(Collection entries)

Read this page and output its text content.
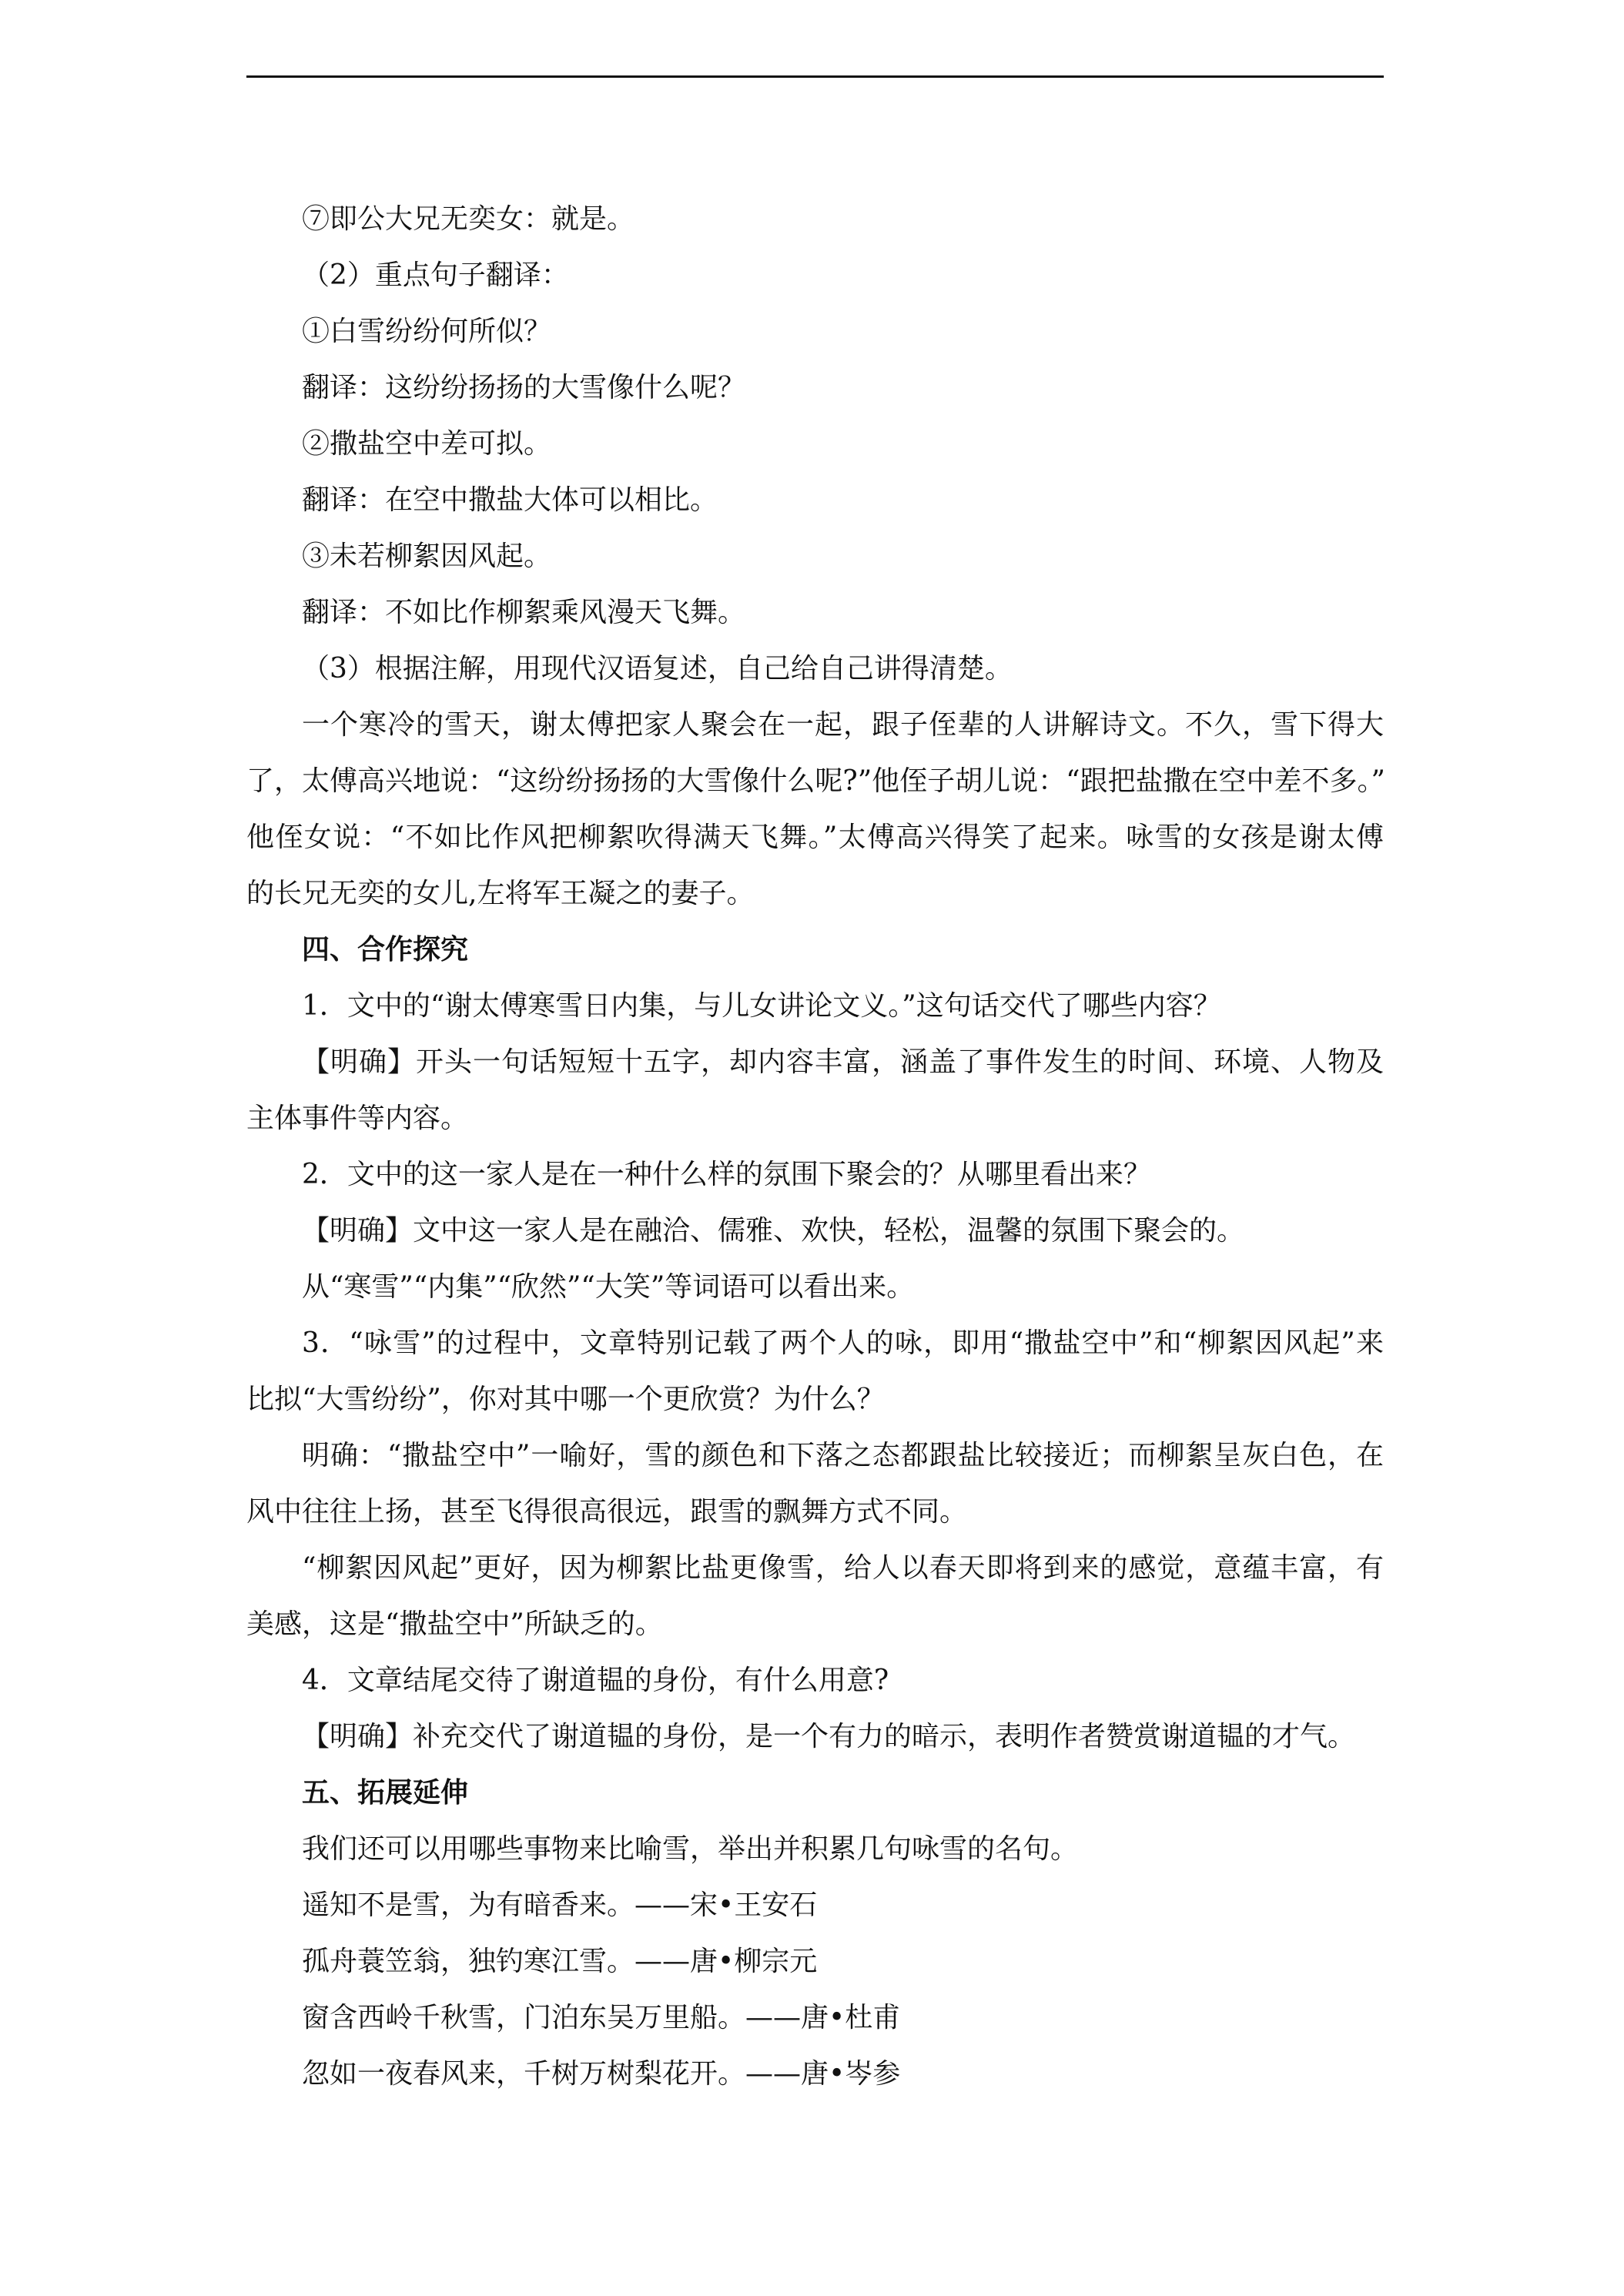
⑦即公大兄无奕女：就是。

（2）重点句子翻译：

①白雪纷纷何所似？

翻译：这纷纷扬扬的大雪像什么呢？

②撒盐空中差可拟。

翻译：在空中撒盐大体可以相比。

③未若柳絮因风起。

翻译：不如比作柳絮乘风漫天飞舞。

（3）根据注解，用现代汉语复述，自己给自己讲得清楚。

一个寒冷的雪天，谢太傅把家人聚会在一起，跟子侄辈的人讲解诗文。不久，雪下得大

了，太傅高兴地说：“这纷纷扬扬的大雪像什么呢?”他侄子胡儿说：“跟把盐撒在空中差不多。”

他侄女说：“不如比作风把柳絮吹得满天飞舞。”太傅高兴得笑了起来。咏雪的女孩是谢太傅

的长兄无奕的女儿,左将军王凝之的妻子。

四、合作探究

1．文中的“谢太傅寒雪日内集，与儿女讲论文义。”这句话交代了哪些内容？

【明确】开头一句话短短十五字，却内容丰富，涵盖了事件发生的时间、环境、人物及

主体事件等内容。

2．文中的这一家人是在一种什么样的氛围下聚会的？从哪里看出来？

【明确】文中这一家人是在融洽、儒雅、欢快，轻松，温馨的氛围下聚会的。

从“寒雪”“内集”“欣然”“大笑”等词语可以看出来。

3．“咏雪”的过程中，文章特别记载了两个人的咏，即用“撒盐空中”和“柳絮因风起”来

比拟“大雪纷纷”，你对其中哪一个更欣赏？为什么？

明确：“撒盐空中”一喻好，雪的颜色和下落之态都跟盐比较接近；而柳絮呈灰白色，在

风中往往上扬，甚至飞得很高很远，跟雪的飘舞方式不同。

“柳絮因风起”更好，因为柳絮比盐更像雪，给人以春天即将到来的感觉，意蕴丰富，有

美感，这是“撒盐空中”所缺乏的。

4．文章结尾交待了谢道韫的身份，有什么用意?

【明确】补充交代了谢道韫的身份，是一个有力的暗示，表明作者赞赏谢道韫的才气。

五、拓展延伸

我们还可以用哪些事物来比喻雪，举出并积累几句咏雪的名句。

遥知不是雪，为有暗香来。——宋•王安石

孤舟蓑笠翁，独钓寒江雪。——唐•柳宗元

窗含西岭千秋雪，门泊东吴万里船。——唐•杜甫

忽如一夜春风来，千树万树梨花开。——唐•岑参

> [Given request] Every entry must be transcribed exactly. Pictures do not belong in the copy.

> [Correct output]
Read this page and output its text content.
⑦即公大兄无奕女：就是。

（2）重点句子翻译：

①白雪纷纷何所似？

翻译：这纷纷扬扬的大雪像什么呢？

②撒盐空中差可拟。

翻译：在空中撒盐大体可以相比。

③未若柳絮因风起。

翻译：不如比作柳絮乘风漫天飞舞。

（3）根据注解，用现代汉语复述，自己给自己讲得清楚。

一个寒冷的雪天，谢太傅把家人聚会在一起，跟子侄辈的人讲解诗文。不久，雪下得大

了，太傅高兴地说：“这纷纷扬扬的大雪像什么呢?”他侄子胡儿说：“跟把盐撒在空中差不多。”

他侄女说：“不如比作风把柳絮吹得满天飞舞。”太傅高兴得笑了起来。咏雪的女孩是谢太傅

的长兄无奕的女儿,左将军王凝之的妻子。

四、合作探究

1．文中的“谢太傅寒雪日内集，与儿女讲论文义。”这句话交代了哪些内容？

【明确】开头一句话短短十五字，却内容丰富，涵盖了事件发生的时间、环境、人物及

主体事件等内容。

2．文中的这一家人是在一种什么样的氛围下聚会的？从哪里看出来？

【明确】文中这一家人是在融洽、儒雅、欢快，轻松，温馨的氛围下聚会的。

从“寒雪”“内集”“欣然”“大笑”等词语可以看出来。

3．“咏雪”的过程中，文章特别记载了两个人的咏，即用“撒盐空中”和“柳絮因风起”来

比拟“大雪纷纷”，你对其中哪一个更欣赏？为什么？

明确：“撒盐空中”一喻好，雪的颜色和下落之态都跟盐比较接近；而柳絮呈灰白色，在

风中往往上扬，甚至飞得很高很远，跟雪的飘舞方式不同。

“柳絮因风起”更好，因为柳絮比盐更像雪，给人以春天即将到来的感觉，意蕴丰富，有

美感，这是“撒盐空中”所缺乏的。

4．文章结尾交待了谢道韫的身份，有什么用意?

【明确】补充交代了谢道韫的身份，是一个有力的暗示，表明作者赞赏谢道韫的才气。

五、拓展延伸

我们还可以用哪些事物来比喻雪，举出并积累几句咏雪的名句。

遥知不是雪，为有暗香来。——宋•王安石

孤舟蓑笠翁，独钓寒江雪。——唐•柳宗元

窗含西岭千秋雪，门泊东吴万里船。——唐•杜甫

忽如一夜春风来，千树万树梨花开。——唐•岑参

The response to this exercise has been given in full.